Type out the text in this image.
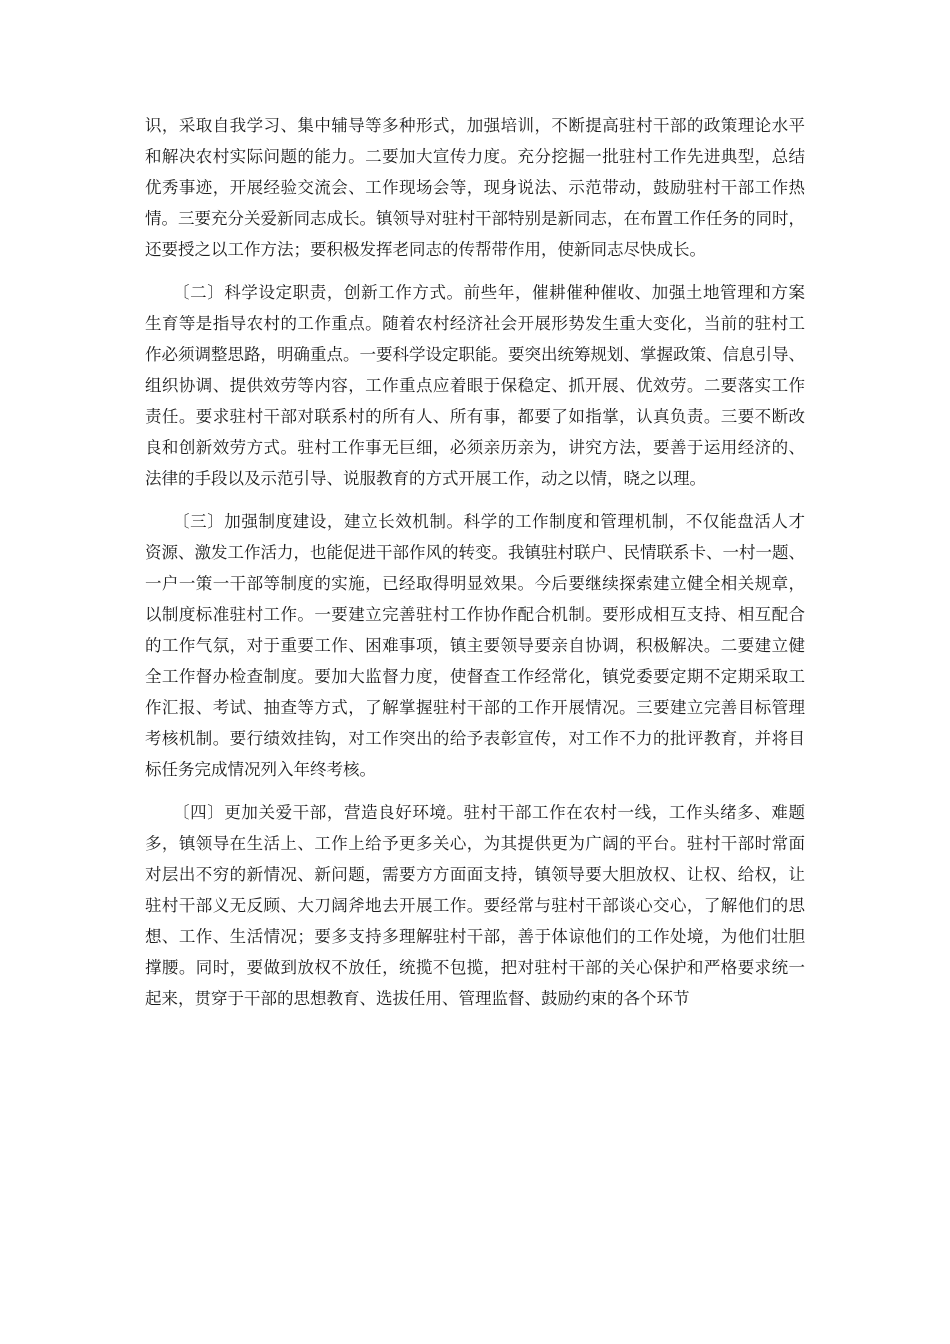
识，采取自我学习、集中辅导等多种形式，加强培训，不断提高驻村干部的政策理论水平
和解决农村实际问题的能力。二要加大宣传力度。充分挖掘一批驻村工作先进典型，总结
优秀事迹，开展经验交流会、工作现场会等，现身说法、示范带动，鼓励驻村干部工作热
情。三要充分关爱新同志成长。镇领导对驻村干部特别是新同志，在布置工作任务的同时，
还要授之以工作方法；要积极发挥老同志的传帮带作用，使新同志尽快成长。
〔二〕科学设定职责，创新工作方式。前些年，催耕催种催收、加强土地管理和方案
生育等是指导农村的工作重点。随着农村经济社会开展形势发生重大变化，当前的驻村工
作必须调整思路，明确重点。一要科学设定职能。要突出统筹规划、掌握政策、信息引导、
组织协调、提供效劳等内容，工作重点应着眼于保稳定、抓开展、优效劳。二要落实工作
责任。要求驻村干部对联系村的所有人、所有事，都要了如指掌，认真负责。三要不断改
良和创新效劳方式。驻村工作事无巨细，必须亲历亲为，讲究方法，要善于运用经济的、
法律的手段以及示范引导、说服教育的方式开展工作，动之以情，晓之以理。
〔三〕加强制度建设，建立长效机制。科学的工作制度和管理机制，不仅能盘活人才
资源、激发工作活力，也能促进干部作风的转变。我镇驻村联户、民情联系卡、一村一题、
一户一策一干部等制度的实施，已经取得明显效果。今后要继续探索建立健全相关规章，
以制度标准驻村工作。一要建立完善驻村工作协作配合机制。要形成相互支持、相互配合
的工作气氛，对于重要工作、困难事项，镇主要领导要亲自协调，积极解决。二要建立健
全工作督办检查制度。要加大监督力度，使督查工作经常化，镇党委要定期不定期采取工
作汇报、考试、抽查等方式，了解掌握驻村干部的工作开展情况。三要建立完善目标管理
考核机制。要行绩效挂钩，对工作突出的给予表彰宣传，对工作不力的批评教育，并将目
标任务完成情况列入年终考核。
〔四〕更加关爱干部，营造良好环境。驻村干部工作在农村一线，工作头绪多、难题
多，镇领导在生活上、工作上给予更多关心，为其提供更为广阔的平台。驻村干部时常面
对层出不穷的新情况、新问题，需要方方面面支持，镇领导要大胆放权、让权、给权，让
驻村干部义无反顾、大刀阔斧地去开展工作。要经常与驻村干部谈心交心，了解他们的思
想、工作、生活情况；要多支持多理解驻村干部，善于体谅他们的工作处境，为他们壮胆
撑腰。同时，要做到放权不放任，统揽不包揽，把对驻村干部的关心保护和严格要求统一
起来，贯穿于干部的思想教育、选拔任用、管理监督、鼓励约束的各个环节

### Task directions
Reproduce each record above by retyping it exactly; omit all images.

### Completed exercise
Type out the text in this image.
识，采取自我学习、集中辅导等多种形式，加强培训，不断提高驻村干部的政策理论水平
和解决农村实际问题的能力。二要加大宣传力度。充分挖掘一批驻村工作先进典型，总结
优秀事迹，开展经验交流会、工作现场会等，现身说法、示范带动，鼓励驻村干部工作热
情。三要充分关爱新同志成长。镇领导对驻村干部特别是新同志，在布置工作任务的同时，
还要授之以工作方法；要积极发挥老同志的传帮带作用，使新同志尽快成长。
〔二〕科学设定职责，创新工作方式。前些年，催耕催种催收、加强土地管理和方案
生育等是指导农村的工作重点。随着农村经济社会开展形势发生重大变化，当前的驻村工
作必须调整思路，明确重点。一要科学设定职能。要突出统筹规划、掌握政策、信息引导、
组织协调、提供效劳等内容，工作重点应着眼于保稳定、抓开展、优效劳。二要落实工作
责任。要求驻村干部对联系村的所有人、所有事，都要了如指掌，认真负责。三要不断改
良和创新效劳方式。驻村工作事无巨细，必须亲历亲为，讲究方法，要善于运用经济的、
法律的手段以及示范引导、说服教育的方式开展工作，动之以情，晓之以理。
〔三〕加强制度建设，建立长效机制。科学的工作制度和管理机制，不仅能盘活人才
资源、激发工作活力，也能促进干部作风的转变。我镇驻村联户、民情联系卡、一村一题、
一户一策一干部等制度的实施，已经取得明显效果。今后要继续探索建立健全相关规章，
以制度标准驻村工作。一要建立完善驻村工作协作配合机制。要形成相互支持、相互配合
的工作气氛，对于重要工作、困难事项，镇主要领导要亲自协调，积极解决。二要建立健
全工作督办检查制度。要加大监督力度，使督查工作经常化，镇党委要定期不定期采取工
作汇报、考试、抽查等方式，了解掌握驻村干部的工作开展情况。三要建立完善目标管理
考核机制。要行绩效挂钩，对工作突出的给予表彰宣传，对工作不力的批评教育，并将目
标任务完成情况列入年终考核。
〔四〕更加关爱干部，营造良好环境。驻村干部工作在农村一线，工作头绪多、难题
多，镇领导在生活上、工作上给予更多关心，为其提供更为广阔的平台。驻村干部时常面
对层出不穷的新情况、新问题，需要方方面面支持，镇领导要大胆放权、让权、给权，让
驻村干部义无反顾、大刀阔斧地去开展工作。要经常与驻村干部谈心交心，了解他们的思
想、工作、生活情况；要多支持多理解驻村干部，善于体谅他们的工作处境，为他们壮胆
撑腰。同时，要做到放权不放任，统揽不包揽，把对驻村干部的关心保护和严格要求统一
起来，贯穿于干部的思想教育、选拔任用、管理监督、鼓励约束的各个环节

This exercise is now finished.